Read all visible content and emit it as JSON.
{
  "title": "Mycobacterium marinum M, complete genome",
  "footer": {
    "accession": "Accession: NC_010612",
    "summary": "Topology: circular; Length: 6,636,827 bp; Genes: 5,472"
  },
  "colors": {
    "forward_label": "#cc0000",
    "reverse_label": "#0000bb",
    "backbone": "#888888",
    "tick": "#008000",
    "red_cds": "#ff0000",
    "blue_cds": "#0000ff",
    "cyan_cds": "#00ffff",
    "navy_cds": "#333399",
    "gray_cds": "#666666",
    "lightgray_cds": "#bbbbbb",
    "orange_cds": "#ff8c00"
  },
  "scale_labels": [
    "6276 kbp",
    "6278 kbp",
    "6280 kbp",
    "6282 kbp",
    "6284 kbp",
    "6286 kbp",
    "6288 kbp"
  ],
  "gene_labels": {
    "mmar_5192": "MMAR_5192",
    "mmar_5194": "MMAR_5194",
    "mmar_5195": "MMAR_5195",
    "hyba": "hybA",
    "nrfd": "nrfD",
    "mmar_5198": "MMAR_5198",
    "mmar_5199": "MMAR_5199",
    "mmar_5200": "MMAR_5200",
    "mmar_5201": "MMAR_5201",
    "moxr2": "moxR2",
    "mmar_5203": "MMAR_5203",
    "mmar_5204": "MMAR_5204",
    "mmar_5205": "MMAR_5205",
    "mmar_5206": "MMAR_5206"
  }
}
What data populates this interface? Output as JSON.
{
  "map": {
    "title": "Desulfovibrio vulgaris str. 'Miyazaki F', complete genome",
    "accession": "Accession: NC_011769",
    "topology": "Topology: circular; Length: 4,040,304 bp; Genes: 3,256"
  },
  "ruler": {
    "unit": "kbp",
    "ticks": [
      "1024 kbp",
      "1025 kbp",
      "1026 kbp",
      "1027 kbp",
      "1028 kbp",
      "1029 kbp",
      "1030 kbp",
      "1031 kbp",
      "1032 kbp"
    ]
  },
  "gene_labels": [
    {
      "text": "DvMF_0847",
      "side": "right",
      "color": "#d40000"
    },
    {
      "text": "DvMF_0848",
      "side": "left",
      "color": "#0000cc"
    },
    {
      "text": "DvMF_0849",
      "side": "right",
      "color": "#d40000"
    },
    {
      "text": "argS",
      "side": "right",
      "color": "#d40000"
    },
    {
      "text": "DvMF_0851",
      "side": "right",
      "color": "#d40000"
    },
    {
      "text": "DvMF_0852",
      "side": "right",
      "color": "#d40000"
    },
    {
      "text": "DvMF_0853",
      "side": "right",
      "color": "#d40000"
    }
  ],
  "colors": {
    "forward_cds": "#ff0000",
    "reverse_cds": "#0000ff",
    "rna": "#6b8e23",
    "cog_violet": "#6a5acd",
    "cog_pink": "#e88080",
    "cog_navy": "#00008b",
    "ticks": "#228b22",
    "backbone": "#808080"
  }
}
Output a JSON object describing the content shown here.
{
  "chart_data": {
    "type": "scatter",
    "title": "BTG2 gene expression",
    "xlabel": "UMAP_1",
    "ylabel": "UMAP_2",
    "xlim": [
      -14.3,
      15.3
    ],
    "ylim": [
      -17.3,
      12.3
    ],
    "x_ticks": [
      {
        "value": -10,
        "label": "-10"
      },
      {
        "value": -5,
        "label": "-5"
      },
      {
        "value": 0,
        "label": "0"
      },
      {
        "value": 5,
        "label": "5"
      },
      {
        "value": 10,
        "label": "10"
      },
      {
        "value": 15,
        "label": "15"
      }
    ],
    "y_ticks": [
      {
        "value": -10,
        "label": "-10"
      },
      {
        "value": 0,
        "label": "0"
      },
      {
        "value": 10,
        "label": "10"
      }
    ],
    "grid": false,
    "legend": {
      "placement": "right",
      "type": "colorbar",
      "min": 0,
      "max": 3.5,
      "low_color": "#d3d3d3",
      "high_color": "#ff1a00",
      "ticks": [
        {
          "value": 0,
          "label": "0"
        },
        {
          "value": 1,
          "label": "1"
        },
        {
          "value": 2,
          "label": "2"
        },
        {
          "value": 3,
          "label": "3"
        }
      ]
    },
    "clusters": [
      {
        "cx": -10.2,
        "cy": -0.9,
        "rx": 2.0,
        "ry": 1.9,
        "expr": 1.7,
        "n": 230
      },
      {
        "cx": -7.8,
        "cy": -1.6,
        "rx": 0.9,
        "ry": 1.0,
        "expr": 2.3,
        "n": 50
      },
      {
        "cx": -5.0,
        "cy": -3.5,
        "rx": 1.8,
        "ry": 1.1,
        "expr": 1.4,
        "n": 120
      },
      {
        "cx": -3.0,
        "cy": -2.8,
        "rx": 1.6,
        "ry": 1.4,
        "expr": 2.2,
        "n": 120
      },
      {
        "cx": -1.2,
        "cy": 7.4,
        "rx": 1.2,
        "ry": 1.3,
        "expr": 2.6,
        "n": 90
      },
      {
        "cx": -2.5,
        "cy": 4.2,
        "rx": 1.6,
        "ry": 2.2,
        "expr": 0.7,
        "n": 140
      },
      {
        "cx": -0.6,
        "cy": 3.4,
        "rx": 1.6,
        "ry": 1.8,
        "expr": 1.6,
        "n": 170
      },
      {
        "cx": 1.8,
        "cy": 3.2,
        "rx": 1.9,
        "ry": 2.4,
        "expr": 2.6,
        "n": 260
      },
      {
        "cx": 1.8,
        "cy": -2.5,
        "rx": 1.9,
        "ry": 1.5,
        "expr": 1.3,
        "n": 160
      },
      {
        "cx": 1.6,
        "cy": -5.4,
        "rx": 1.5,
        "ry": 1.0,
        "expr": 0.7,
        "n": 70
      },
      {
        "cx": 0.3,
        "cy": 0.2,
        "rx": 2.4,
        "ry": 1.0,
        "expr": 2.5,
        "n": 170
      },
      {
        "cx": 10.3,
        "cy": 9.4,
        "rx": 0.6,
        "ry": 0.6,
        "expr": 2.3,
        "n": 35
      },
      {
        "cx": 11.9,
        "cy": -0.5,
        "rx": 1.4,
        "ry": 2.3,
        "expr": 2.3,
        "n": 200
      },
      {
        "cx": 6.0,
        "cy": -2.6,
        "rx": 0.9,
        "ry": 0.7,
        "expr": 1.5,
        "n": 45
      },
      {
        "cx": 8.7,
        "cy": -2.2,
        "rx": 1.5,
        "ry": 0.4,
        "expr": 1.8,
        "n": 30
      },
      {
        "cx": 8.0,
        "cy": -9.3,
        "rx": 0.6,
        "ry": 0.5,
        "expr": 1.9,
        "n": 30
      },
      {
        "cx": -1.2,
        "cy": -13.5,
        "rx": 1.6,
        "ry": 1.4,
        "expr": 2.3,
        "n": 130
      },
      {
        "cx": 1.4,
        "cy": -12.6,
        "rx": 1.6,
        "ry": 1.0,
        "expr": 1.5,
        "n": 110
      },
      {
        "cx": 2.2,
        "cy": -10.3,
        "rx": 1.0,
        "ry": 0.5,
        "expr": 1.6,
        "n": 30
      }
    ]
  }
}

# # #

Using the records given above, list every line that includes the word "Length".

    "summary": "Topology: circular; Length: 6,636,827 bp; Genes: 5,472"
    "topology": "Topology: circular; Length: 4,040,304 bp; Genes: 3,256"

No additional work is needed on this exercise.